**Texto de la página:**
Los defensores del capitalismo teorizan este contraste con mil razones: los emprendedores no tienen experiencia, no hay “motivación” y buen manejo de personal, falta financiamiento, mala mercadotecnia, deficiente administración, etc. Y para “corregir” se ofrecen, y venden, asesorías y cursos. Seguramente esos factores, y muchos más, son ciertos, pero son solo la manifestación superficial, fenoménica, del problema; parecen causas, pero son efectos de algo más profundo, a saber: las leyes del desarrollo capitalista, concretamente en este caso la ley de la acumulación. Dice Marx: “… los capitales más grandes desalojan necesariamente a los más pequeños (...) al desarrollarse el régimen capitalista de producción, aumenta el volumen mínimo del capital individual necesario para explotar un negocio en condiciones normales (...) la concurrencia actúa vertiginosamente (...) Y termina siempre con la derrota de los muchos capitalistas pequeños, cuyos capitales son engullidos por el vencedor, o desaparecen” (cap. 23). Una suerte de selección natural darwinista, consecuencia inexorable de las fuerzas del mercado cuando son dejadas totalmente libres.
Necesitamos, pues, ir más allá de la superficie y ahondar en las razones que explican la acumulación no como un accidente debido a “fallos” del sistema o a errores (corregibles) de los pequeños empresarios. De las diversas debilidades estructurales de las Pymes menciono aquí solo algunas. Primeramente, en cuanto a la gestión empresarial, las grandes pueden llevar una administración científica, contratando contadores, administradores o especialistas en finanzas, que les ayuden a reducir o evadir impuestos, gestionar créditos, etc., disminuyendo costos que el pequeño empresario, indefenso, absorbe, y hasta en exceso. Dice Marx al respecto: “Al crecer las proporciones de los establecimientos industriales, se sientan por doquier las bases para (...) la transformación cada vez más acentuada de toda una serie de procesos de producción explotados aisladamente y de un modo consuetudinario en procesos de producción combinados social y científicamente organizados” cap. 23).

Entradas tomadas de una colección:
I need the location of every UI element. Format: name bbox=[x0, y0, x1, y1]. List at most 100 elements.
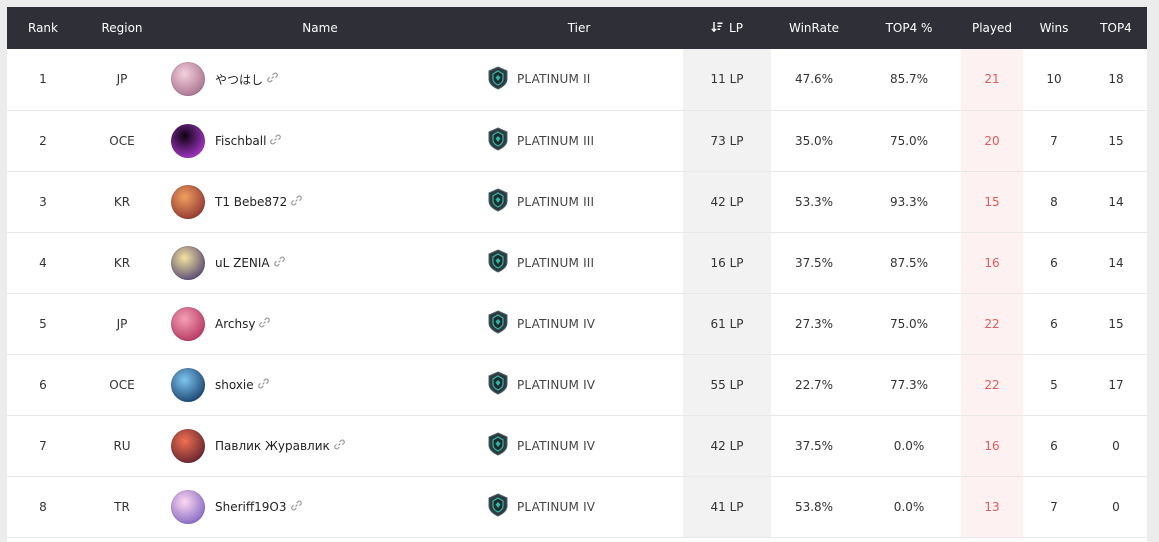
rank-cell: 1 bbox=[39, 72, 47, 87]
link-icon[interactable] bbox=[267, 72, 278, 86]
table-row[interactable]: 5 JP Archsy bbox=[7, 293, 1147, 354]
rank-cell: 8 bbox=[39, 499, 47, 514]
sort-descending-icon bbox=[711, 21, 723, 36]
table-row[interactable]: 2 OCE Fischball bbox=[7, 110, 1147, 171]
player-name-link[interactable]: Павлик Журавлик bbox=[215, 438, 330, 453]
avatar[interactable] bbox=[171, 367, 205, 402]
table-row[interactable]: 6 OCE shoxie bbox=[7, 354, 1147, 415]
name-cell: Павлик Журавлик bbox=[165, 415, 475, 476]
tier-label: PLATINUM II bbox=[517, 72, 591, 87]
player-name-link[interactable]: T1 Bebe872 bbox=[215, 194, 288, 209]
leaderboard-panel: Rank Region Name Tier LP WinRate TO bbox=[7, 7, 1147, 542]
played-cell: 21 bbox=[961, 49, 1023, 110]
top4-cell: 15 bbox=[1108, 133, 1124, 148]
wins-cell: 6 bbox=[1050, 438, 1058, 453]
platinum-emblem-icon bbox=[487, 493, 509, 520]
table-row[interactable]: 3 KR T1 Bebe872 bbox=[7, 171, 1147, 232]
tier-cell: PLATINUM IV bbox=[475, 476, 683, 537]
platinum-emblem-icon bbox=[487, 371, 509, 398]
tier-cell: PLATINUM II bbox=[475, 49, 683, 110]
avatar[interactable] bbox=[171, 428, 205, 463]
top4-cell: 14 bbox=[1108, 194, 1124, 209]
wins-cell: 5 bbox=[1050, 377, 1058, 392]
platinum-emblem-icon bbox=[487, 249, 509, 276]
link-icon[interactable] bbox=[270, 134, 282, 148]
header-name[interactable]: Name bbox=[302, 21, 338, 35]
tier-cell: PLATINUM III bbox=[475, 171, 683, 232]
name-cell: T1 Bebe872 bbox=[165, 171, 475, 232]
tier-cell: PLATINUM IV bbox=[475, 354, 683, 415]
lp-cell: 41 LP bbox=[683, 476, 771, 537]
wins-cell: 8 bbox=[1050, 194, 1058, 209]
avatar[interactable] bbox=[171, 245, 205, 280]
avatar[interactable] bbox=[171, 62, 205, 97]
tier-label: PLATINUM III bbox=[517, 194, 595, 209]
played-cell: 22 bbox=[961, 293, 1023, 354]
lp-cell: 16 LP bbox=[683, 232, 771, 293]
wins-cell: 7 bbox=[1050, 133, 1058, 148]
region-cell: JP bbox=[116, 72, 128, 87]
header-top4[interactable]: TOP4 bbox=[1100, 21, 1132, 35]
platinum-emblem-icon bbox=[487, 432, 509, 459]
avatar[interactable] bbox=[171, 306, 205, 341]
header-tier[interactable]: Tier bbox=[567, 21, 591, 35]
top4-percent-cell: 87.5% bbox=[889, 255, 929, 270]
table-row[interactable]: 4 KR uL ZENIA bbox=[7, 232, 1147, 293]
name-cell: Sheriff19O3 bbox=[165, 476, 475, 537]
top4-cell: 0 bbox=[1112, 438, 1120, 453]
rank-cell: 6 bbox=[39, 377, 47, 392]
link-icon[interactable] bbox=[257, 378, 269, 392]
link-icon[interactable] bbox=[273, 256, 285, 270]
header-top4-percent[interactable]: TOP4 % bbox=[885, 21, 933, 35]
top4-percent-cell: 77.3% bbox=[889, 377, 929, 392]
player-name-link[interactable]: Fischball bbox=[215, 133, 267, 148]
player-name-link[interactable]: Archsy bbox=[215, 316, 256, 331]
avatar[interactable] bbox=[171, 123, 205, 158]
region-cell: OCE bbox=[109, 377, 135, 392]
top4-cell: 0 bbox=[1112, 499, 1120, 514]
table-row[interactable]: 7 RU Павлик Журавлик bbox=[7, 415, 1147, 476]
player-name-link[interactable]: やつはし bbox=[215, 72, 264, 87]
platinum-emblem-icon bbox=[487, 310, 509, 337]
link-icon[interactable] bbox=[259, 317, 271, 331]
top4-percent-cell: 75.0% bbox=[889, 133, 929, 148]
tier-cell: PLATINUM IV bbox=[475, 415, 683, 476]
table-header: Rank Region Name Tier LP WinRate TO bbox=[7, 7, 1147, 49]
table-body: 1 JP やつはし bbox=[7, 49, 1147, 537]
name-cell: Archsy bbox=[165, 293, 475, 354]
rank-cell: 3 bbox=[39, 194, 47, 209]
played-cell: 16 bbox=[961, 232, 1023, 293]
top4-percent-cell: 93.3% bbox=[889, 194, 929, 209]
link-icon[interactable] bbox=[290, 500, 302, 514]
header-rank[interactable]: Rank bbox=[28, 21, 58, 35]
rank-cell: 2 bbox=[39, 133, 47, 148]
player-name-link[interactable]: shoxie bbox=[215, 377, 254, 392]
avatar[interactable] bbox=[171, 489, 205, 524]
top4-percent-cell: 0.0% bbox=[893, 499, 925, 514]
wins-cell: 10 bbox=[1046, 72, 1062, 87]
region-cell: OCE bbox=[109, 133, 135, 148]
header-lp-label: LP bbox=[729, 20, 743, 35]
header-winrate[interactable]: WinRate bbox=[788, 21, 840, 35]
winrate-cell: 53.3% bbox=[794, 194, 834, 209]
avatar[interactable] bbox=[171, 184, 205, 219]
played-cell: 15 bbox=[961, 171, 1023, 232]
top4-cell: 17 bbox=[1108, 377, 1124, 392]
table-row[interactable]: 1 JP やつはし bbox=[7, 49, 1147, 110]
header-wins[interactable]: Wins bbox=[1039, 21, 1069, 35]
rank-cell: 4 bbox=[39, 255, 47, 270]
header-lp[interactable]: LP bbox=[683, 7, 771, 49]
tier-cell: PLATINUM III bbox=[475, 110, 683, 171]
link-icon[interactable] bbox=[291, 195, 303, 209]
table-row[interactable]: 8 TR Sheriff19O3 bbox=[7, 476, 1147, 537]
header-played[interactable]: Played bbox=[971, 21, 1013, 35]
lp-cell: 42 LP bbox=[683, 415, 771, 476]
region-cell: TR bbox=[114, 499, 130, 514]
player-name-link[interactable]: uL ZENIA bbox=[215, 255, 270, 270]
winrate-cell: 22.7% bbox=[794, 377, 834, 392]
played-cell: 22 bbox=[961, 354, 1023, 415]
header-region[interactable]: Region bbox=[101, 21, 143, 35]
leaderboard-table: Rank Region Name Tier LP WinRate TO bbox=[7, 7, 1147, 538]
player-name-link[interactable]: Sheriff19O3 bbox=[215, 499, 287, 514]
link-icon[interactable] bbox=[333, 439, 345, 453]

**Requisitos:**
1. Reproduce literalmente el tramo de entradas que va desde la línea que contiene "rank-cell: 1 bbox=[39, 72, 47, 87]" hasta la línea que contiene "tier-cell: PLATINUM III bbox=[475, 171, 683, 232]", ambas incluidas.
2. Prolonga el texto sobre la acumulación de capital y las pymes a partir de su última oración.

**Respuestas por tarea:**
1.
rank-cell: 1 bbox=[39, 72, 47, 87]
link-icon[interactable] bbox=[267, 72, 278, 86]
table-row[interactable]: 5 JP Archsy bbox=[7, 293, 1147, 354]
rank-cell: 8 bbox=[39, 499, 47, 514]
sort-descending-icon bbox=[711, 21, 723, 36]
table-row[interactable]: 2 OCE Fischball bbox=[7, 110, 1147, 171]
player-name-link[interactable]: Павлик Журавлик bbox=[215, 438, 330, 453]
avatar[interactable] bbox=[171, 367, 205, 402]
table-row[interactable]: 6 OCE shoxie bbox=[7, 354, 1147, 415]
name-cell: Павлик Журавлик bbox=[165, 415, 475, 476]
tier-label: PLATINUM II bbox=[517, 72, 591, 87]
player-name-link[interactable]: T1 Bebe872 bbox=[215, 194, 288, 209]
leaderboard-panel: Rank Region Name Tier LP WinRate TO bbox=[7, 7, 1147, 542]
played-cell: 21 bbox=[961, 49, 1023, 110]
top4-cell: 15 bbox=[1108, 133, 1124, 148]
wins-cell: 6 bbox=[1050, 438, 1058, 453]
platinum-emblem-icon bbox=[487, 493, 509, 520]
table-row[interactable]: 3 KR T1 Bebe872 bbox=[7, 171, 1147, 232]
tier-cell: PLATINUM IV bbox=[475, 476, 683, 537]
platinum-emblem-icon bbox=[487, 371, 509, 398]
tier-cell: PLATINUM II bbox=[475, 49, 683, 110]
avatar[interactable] bbox=[171, 428, 205, 463]
top4-cell: 14 bbox=[1108, 194, 1124, 209]
wins-cell: 5 bbox=[1050, 377, 1058, 392]
platinum-emblem-icon bbox=[487, 249, 509, 276]
link-icon[interactable] bbox=[270, 134, 282, 148]
header-name[interactable]: Name bbox=[302, 21, 338, 35]
tier-cell: PLATINUM III bbox=[475, 171, 683, 232]

2.
El tamaño mismo de la empresa y la magnitud de su capital son un factor determinante: “Cuanto más haya acumulado el capitalista, tanto más podrá acumular” (cap. 22). Por economías de escala, al aumentar la cantidad producida cae el costo promedio de cada producto. También se reducen costos de transacción, para proteger y transferir la propiedad, como trámites para crear u operar empresas, particularmente gravosos para las Pymes, también más vulnerables a las clásicas “mordidas”. Las grandes ahorran al obtener del gobierno seguridad y vigilancia, mientras las pequeñas son víctimas de secuestros, asaltos o pago de “derecho de piso” a delincuentes que les arrebatan sus reducidas ganancias. La información es poder, y los corporativos empresariales acceden a información privilegiada sobre mercados, riesgos u oportunidades de inversión. Los pequeños negocios van a ciegas, guiados por su puro instinto.
Para producir, las grandes empresas adquieren insumos al mayoreo, baratos, muchas veces directamente de fábrica, con facilidades de transporte y plazos flexibles. Crean cadenas de valor produciendo insumos que emplean en procesos productivos ulteriores; el pequeño productor, en cambio, los adquiere en pequeñas cantidades, más caros, al final de una larga cadena de intermediarios. Por otra parte, las grandes, con tecnología de punta, elevan su productividad y reducen así el valor de cada unidad producida; las pequeñas, generalmente atadas a tecnología tradicional, invierten más tiempo de producción, con lo que cada producto es más caro; así, fracasan en la competencia y salen del mercado.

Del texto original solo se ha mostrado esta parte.